Output every line of the material exactly, omitting images.

━━━━━ DATA EXTRACT

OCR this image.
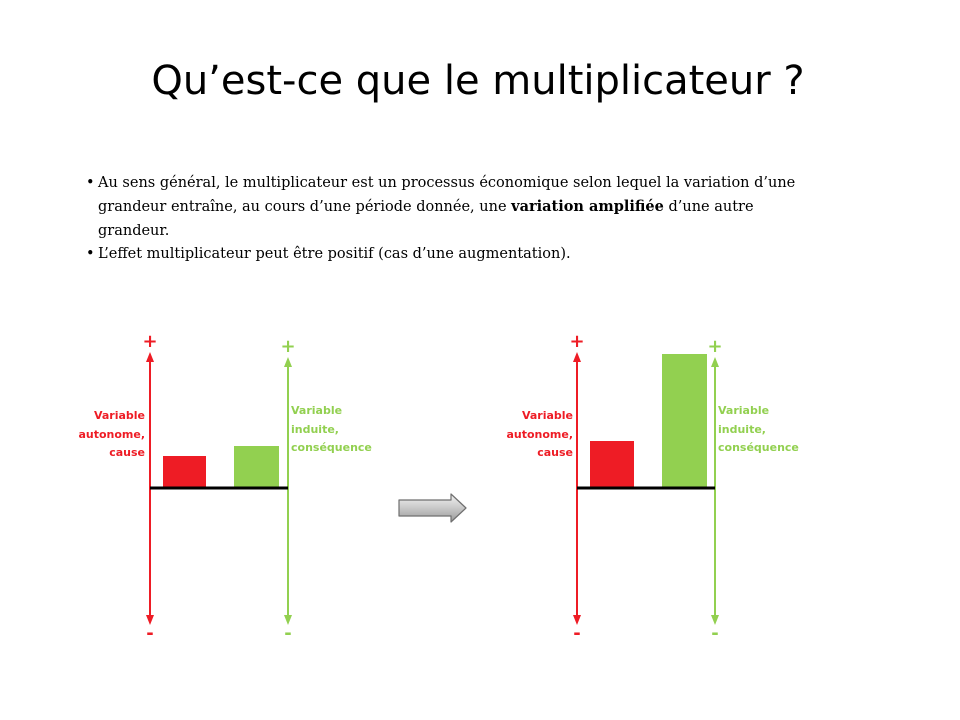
Qu’est-ce que le multiplicateur ?
• Au sens général, le multiplicateur est un processus économique selon lequel la variation d’une grandeur entraîne, au cours d’une période donnée, une variation amplifiée d’une autre grandeur.
• L’effet multiplicateur peut être positif (cas d’une augmentation).
+
-
Variable
autonome,
cause
+
-
Variable
induite,
conséquence
+
-
Variable
autonome,
cause
+
-
Variable
induite,
conséquence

━━━━━━━━━━

**OUTPUT BELOW**
OCR this image.
Qu’est-ce que le multiplicateur ?
• Au sens général, le multiplicateur est un processus économique selon lequel la variation d’une grandeur entraîne, au cours d’une période donnée, une variation amplifiée d’une autre grandeur.
• L’effet multiplicateur peut être positif (cas d’une augmentation).
+
-
Variable
autonome,
cause
+
-
Variable
induite,
conséquence
+
-
Variable
autonome,
cause
+
-
Variable
induite,
conséquence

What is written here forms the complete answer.